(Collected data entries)

━━━━

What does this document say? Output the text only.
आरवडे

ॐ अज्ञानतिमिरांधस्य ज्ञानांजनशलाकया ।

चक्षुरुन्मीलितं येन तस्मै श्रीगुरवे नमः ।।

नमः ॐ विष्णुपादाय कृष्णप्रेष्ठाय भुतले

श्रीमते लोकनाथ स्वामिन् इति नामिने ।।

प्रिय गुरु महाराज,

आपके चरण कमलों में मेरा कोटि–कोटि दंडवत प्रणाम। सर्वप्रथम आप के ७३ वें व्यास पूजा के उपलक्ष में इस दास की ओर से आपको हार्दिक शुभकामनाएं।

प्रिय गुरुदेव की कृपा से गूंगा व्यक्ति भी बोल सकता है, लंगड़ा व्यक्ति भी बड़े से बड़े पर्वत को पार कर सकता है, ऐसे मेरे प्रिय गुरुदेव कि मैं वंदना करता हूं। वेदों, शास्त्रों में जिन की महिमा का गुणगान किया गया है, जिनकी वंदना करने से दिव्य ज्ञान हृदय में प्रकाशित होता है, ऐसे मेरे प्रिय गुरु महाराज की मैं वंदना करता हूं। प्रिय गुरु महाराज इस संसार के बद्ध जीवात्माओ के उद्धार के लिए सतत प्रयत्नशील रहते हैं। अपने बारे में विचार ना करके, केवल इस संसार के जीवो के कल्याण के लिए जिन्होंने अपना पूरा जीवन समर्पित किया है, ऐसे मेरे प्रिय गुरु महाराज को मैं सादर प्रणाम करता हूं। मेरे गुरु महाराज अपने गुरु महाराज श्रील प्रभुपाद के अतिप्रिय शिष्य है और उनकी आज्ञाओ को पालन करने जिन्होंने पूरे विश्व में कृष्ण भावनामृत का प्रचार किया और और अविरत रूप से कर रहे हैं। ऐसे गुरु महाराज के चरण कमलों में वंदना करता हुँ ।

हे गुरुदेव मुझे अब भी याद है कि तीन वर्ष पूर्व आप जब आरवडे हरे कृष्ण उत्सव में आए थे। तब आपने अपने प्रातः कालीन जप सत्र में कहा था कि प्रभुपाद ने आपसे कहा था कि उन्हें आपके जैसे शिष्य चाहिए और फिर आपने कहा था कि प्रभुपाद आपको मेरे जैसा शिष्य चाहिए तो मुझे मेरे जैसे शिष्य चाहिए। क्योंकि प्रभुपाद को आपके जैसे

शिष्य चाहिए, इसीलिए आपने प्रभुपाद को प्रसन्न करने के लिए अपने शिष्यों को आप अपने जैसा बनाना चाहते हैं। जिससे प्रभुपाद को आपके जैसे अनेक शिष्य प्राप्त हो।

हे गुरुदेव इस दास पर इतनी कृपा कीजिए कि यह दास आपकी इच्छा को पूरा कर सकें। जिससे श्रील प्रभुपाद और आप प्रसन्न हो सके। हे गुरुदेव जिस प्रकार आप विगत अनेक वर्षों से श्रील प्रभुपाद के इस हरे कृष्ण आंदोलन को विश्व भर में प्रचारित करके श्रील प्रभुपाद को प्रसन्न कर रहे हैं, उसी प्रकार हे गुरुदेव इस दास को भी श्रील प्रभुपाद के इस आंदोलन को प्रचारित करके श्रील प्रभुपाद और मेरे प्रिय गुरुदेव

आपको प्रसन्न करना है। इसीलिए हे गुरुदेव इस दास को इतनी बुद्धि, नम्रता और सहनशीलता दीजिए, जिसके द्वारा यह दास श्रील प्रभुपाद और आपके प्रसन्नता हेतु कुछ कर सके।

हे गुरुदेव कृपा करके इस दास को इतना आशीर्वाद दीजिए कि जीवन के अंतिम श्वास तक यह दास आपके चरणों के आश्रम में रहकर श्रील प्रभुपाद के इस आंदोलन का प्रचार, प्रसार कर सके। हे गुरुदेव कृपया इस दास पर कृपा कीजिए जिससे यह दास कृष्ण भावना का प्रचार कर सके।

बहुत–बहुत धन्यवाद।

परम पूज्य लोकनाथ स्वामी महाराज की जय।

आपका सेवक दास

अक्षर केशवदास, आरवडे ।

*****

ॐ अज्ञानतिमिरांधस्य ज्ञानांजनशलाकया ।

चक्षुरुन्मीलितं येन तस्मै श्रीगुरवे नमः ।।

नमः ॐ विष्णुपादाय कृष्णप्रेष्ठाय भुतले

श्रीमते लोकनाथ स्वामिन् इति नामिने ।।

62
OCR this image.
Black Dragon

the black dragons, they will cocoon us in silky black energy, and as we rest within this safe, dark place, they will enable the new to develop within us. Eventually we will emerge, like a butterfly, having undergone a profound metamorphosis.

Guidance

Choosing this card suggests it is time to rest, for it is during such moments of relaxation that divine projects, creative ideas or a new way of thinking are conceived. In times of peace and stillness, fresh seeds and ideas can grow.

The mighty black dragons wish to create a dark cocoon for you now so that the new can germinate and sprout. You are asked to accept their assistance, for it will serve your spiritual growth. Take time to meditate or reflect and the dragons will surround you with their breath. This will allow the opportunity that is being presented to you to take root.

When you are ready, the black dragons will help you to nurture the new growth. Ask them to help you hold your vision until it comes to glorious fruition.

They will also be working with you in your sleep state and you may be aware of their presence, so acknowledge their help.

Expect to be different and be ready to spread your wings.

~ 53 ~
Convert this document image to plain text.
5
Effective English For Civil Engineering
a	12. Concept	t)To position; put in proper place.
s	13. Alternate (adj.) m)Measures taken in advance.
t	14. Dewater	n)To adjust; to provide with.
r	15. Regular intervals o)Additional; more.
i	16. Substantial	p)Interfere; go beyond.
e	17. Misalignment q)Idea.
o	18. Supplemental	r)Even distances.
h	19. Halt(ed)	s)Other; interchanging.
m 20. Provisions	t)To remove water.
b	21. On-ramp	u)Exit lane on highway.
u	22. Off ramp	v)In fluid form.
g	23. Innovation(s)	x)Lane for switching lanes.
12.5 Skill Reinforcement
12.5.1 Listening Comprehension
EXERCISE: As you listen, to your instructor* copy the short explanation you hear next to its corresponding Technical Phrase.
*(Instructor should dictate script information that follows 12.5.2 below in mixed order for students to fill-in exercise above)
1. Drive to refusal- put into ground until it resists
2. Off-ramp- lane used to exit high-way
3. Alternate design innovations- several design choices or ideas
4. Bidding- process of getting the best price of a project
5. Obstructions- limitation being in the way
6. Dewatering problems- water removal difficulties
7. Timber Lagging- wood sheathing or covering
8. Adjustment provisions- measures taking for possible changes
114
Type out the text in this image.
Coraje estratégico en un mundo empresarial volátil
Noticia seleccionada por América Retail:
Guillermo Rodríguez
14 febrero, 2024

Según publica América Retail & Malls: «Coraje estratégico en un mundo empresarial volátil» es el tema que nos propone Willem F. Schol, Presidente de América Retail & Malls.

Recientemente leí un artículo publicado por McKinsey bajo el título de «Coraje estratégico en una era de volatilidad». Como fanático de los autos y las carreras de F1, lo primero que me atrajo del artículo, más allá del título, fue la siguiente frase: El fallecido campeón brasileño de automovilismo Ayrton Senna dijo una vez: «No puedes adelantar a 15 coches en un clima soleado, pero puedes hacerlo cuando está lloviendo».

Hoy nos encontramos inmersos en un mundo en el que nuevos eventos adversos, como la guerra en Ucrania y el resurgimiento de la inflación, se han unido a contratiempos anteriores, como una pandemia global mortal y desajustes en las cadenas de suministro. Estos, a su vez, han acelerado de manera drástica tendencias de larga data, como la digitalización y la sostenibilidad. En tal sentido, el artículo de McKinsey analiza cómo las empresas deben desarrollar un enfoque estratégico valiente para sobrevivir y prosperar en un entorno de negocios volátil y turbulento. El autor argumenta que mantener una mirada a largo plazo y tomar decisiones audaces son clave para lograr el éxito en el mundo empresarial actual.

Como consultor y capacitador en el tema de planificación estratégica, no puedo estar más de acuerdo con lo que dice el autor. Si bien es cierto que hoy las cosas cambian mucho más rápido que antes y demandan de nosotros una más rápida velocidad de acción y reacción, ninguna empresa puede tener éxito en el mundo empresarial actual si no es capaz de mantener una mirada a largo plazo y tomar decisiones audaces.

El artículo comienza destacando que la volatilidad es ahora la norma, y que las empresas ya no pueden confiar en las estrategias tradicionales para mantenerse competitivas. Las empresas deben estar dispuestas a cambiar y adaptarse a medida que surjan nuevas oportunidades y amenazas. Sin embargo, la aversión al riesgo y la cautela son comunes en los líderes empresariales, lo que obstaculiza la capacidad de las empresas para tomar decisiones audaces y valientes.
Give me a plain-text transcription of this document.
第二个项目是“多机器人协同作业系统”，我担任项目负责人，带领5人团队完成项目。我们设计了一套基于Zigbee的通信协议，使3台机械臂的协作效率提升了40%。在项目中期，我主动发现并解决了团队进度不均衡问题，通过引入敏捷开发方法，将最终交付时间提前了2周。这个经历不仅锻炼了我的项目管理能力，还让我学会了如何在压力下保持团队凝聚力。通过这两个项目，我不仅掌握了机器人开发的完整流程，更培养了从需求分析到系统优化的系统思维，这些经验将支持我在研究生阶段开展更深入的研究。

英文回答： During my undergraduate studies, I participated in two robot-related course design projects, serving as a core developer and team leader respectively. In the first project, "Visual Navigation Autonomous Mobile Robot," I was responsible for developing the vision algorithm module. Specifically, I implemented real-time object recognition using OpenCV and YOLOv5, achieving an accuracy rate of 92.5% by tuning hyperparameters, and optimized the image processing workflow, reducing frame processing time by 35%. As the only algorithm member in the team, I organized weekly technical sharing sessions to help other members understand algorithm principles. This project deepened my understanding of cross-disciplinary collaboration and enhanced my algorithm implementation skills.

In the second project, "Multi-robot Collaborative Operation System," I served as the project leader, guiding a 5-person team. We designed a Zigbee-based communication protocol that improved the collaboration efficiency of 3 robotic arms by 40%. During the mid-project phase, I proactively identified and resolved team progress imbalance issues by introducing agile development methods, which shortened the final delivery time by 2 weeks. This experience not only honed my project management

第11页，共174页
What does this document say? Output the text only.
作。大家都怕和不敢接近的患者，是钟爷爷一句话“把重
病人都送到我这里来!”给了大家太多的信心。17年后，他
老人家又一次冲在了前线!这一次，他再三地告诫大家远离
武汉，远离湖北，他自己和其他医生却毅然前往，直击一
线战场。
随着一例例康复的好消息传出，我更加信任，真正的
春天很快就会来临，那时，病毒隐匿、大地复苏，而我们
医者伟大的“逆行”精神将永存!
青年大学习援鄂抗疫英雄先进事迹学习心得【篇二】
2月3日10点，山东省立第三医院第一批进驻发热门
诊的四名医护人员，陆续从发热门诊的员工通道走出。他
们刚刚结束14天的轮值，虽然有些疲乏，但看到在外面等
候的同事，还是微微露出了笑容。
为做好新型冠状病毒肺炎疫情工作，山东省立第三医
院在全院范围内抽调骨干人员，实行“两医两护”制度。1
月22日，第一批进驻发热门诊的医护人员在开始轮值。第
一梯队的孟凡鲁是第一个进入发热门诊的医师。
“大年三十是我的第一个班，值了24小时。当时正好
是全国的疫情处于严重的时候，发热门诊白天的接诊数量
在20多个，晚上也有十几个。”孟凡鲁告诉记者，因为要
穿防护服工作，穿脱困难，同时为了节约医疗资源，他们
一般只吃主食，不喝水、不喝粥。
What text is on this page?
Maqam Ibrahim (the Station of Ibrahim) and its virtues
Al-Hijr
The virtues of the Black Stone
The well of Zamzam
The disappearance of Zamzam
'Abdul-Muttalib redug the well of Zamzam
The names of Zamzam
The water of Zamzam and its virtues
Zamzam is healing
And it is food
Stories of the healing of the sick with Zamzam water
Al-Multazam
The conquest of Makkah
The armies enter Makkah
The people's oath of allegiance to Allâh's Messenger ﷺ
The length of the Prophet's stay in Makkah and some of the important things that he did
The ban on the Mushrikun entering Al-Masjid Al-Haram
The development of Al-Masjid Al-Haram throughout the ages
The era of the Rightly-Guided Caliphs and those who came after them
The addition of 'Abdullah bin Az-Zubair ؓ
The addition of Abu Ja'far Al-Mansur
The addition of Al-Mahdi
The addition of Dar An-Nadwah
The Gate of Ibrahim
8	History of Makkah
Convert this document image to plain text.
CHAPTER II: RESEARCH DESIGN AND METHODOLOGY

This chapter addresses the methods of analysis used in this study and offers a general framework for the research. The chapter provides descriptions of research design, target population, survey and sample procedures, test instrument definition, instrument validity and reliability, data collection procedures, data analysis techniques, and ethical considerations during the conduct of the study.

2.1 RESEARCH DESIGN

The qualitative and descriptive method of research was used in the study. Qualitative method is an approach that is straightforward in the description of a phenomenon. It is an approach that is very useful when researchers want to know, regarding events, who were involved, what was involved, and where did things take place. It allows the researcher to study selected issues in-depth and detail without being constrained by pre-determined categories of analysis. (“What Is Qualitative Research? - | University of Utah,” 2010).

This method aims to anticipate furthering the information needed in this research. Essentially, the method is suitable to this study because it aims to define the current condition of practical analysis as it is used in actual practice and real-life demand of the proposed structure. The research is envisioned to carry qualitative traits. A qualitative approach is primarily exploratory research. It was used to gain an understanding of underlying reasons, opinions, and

━━━━

What to produce
From the listing above, collect every line that mentions the word "ideas".

Answer to this problem
Choosing this card suggests it is time to rest, for it is during such moments of relaxation that divine projects, creative ideas or a new way of thinking are conceived. In times of peace and stillness, fresh seeds and ideas can grow.
3. Alternate design innovations- several design choices or ideas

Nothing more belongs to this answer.